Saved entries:
════════════════════

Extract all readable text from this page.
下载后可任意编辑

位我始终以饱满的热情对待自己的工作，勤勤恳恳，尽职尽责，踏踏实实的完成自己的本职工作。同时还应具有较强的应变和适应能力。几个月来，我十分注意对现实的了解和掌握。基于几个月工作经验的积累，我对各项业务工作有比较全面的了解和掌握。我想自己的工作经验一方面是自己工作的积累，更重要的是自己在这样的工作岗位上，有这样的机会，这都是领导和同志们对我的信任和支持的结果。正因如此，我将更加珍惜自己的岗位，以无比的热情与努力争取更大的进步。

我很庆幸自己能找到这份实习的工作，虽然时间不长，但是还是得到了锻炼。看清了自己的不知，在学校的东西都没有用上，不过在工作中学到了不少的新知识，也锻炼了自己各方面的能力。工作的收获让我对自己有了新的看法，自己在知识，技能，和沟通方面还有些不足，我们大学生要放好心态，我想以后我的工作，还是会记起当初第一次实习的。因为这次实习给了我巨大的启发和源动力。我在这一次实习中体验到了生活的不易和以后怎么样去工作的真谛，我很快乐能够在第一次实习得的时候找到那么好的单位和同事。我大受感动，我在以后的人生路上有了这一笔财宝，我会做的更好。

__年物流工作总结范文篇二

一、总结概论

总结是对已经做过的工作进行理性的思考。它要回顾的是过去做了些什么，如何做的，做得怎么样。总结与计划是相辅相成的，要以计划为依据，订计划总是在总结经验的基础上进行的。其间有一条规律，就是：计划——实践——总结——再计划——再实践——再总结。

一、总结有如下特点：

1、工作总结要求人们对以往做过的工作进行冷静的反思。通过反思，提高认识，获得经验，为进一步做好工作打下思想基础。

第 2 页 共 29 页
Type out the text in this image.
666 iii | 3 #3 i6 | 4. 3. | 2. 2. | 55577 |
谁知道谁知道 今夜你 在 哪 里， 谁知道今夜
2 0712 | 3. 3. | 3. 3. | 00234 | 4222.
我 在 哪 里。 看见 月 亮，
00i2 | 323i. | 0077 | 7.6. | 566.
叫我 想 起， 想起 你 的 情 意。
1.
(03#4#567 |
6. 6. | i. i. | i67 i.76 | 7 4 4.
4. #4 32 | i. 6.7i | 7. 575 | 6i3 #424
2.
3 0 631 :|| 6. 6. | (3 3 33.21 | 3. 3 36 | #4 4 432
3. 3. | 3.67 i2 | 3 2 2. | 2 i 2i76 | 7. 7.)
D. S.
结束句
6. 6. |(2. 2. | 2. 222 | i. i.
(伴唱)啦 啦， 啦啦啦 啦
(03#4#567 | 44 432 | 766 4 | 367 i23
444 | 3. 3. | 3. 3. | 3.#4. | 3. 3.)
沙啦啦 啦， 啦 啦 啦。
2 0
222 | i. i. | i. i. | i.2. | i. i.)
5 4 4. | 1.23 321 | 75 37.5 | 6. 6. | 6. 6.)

════════════════════

The problem: Reproduce the lines word for word, starting at the one holding "Type out the text in this image." and ending at the final line of the material above.

Written response:
Type out the text in this image.
666 iii | 3 #3 i6 | 4. 3. | 2. 2. | 55577 |
谁知道谁知道 今夜你 在 哪 里， 谁知道今夜
2 0712 | 3. 3. | 3. 3. | 00234 | 4222.
我 在 哪 里。 看见 月 亮，
00i2 | 323i. | 0077 | 7.6. | 566.
叫我 想 起， 想起 你 的 情 意。
1.
(03#4#567 |
6. 6. | i. i. | i67 i.76 | 7 4 4.
4. #4 32 | i. 6.7i | 7. 575 | 6i3 #424
2.
3 0 631 :|| 6. 6. | (3 3 33.21 | 3. 3 36 | #4 4 432
3. 3. | 3.67 i2 | 3 2 2. | 2 i 2i76 | 7. 7.)
D. S.
结束句
6. 6. |(2. 2. | 2. 222 | i. i.
(伴唱)啦 啦， 啦啦啦 啦
(03#4#567 | 44 432 | 766 4 | 367 i23
444 | 3. 3. | 3. 3. | 3.#4. | 3. 3.)
沙啦啦 啦， 啦 啦 啦。
2 0
222 | i. i. | i. i. | i.2. | i. i.)
5 4 4. | 1.23 321 | 75 37.5 | 6. 6. | 6. 6.)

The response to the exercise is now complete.